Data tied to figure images
--
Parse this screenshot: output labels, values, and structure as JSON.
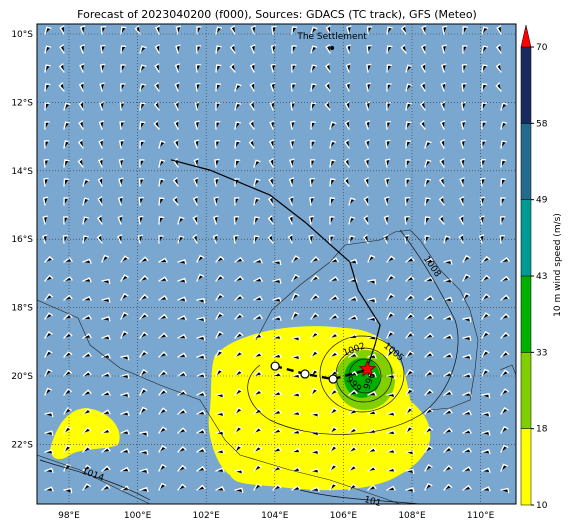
{
  "title": "Forecast of 2023040200 (f000), Sources: GDACS (TC track), GFS (Meteo)",
  "ocean_color": "#79a7cf",
  "lon_ticks": [
    {
      "value": 98,
      "label": "98°E"
    },
    {
      "value": 100,
      "label": "100°E"
    },
    {
      "value": 102,
      "label": "102°E"
    },
    {
      "value": 104,
      "label": "104°E"
    },
    {
      "value": 106,
      "label": "106°E"
    },
    {
      "value": 108,
      "label": "108°E"
    },
    {
      "value": 110,
      "label": "110°E"
    }
  ],
  "lat_ticks": [
    {
      "value": -10,
      "label": "10°S"
    },
    {
      "value": -12,
      "label": "12°S"
    },
    {
      "value": -14,
      "label": "14°S"
    },
    {
      "value": -16,
      "label": "16°S"
    },
    {
      "value": -18,
      "label": "18°S"
    },
    {
      "value": -20,
      "label": "20°S"
    },
    {
      "value": -22,
      "label": "22°S"
    }
  ],
  "place": {
    "name": "The Settlement",
    "lon": 105.67,
    "lat": -10.41
  },
  "track": {
    "lon": [
      100.97,
      102.11,
      103.86,
      104.88,
      106.19,
      106.43,
      107.07,
      106.92,
      106.69
    ],
    "lat": [
      -13.68,
      -13.98,
      -14.71,
      -15.5,
      -16.67,
      -17.49,
      -18.51,
      -19.09,
      -19.77
    ]
  },
  "forecast_track": {
    "lon": [
      104.01,
      104.88,
      105.7,
      106.69
    ],
    "lat": [
      -19.71,
      -19.94,
      -20.09,
      -19.82
    ]
  },
  "storm_center": {
    "lon": 106.7,
    "lat": -19.8
  },
  "isobar_labels": [
    "1014",
    "1008",
    "1005",
    "1002",
    "999",
    "996",
    "101"
  ],
  "colorbar": {
    "label": "10 m wind speed (m/s)",
    "levels": [
      10,
      18,
      33,
      43,
      49,
      58,
      70
    ],
    "colors": [
      "#ffff00",
      "#80d000",
      "#00b000",
      "#009a96",
      "#226b8e",
      "#1b2a5e"
    ],
    "extend_color": "#ff0000"
  }
}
--
### What is being asked
Copy all the records above exactly, but leave out the pictures.

### Solution below
Parse this screenshot: output labels, values, and structure as JSON.
{
  "title": "Forecast of 2023040200 (f000), Sources: GDACS (TC track), GFS (Meteo)",
  "ocean_color": "#79a7cf",
  "lon_ticks": [
    {
      "value": 98,
      "label": "98°E"
    },
    {
      "value": 100,
      "label": "100°E"
    },
    {
      "value": 102,
      "label": "102°E"
    },
    {
      "value": 104,
      "label": "104°E"
    },
    {
      "value": 106,
      "label": "106°E"
    },
    {
      "value": 108,
      "label": "108°E"
    },
    {
      "value": 110,
      "label": "110°E"
    }
  ],
  "lat_ticks": [
    {
      "value": -10,
      "label": "10°S"
    },
    {
      "value": -12,
      "label": "12°S"
    },
    {
      "value": -14,
      "label": "14°S"
    },
    {
      "value": -16,
      "label": "16°S"
    },
    {
      "value": -18,
      "label": "18°S"
    },
    {
      "value": -20,
      "label": "20°S"
    },
    {
      "value": -22,
      "label": "22°S"
    }
  ],
  "place": {
    "name": "The Settlement",
    "lon": 105.67,
    "lat": -10.41
  },
  "track": {
    "lon": [
      100.97,
      102.11,
      103.86,
      104.88,
      106.19,
      106.43,
      107.07,
      106.92,
      106.69
    ],
    "lat": [
      -13.68,
      -13.98,
      -14.71,
      -15.5,
      -16.67,
      -17.49,
      -18.51,
      -19.09,
      -19.77
    ]
  },
  "forecast_track": {
    "lon": [
      104.01,
      104.88,
      105.7,
      106.69
    ],
    "lat": [
      -19.71,
      -19.94,
      -20.09,
      -19.82
    ]
  },
  "storm_center": {
    "lon": 106.7,
    "lat": -19.8
  },
  "isobar_labels": [
    "1014",
    "1008",
    "1005",
    "1002",
    "999",
    "996",
    "101"
  ],
  "colorbar": {
    "label": "10 m wind speed (m/s)",
    "levels": [
      10,
      18,
      33,
      43,
      49,
      58,
      70
    ],
    "colors": [
      "#ffff00",
      "#80d000",
      "#00b000",
      "#009a96",
      "#226b8e",
      "#1b2a5e"
    ],
    "extend_color": "#ff0000"
  }
}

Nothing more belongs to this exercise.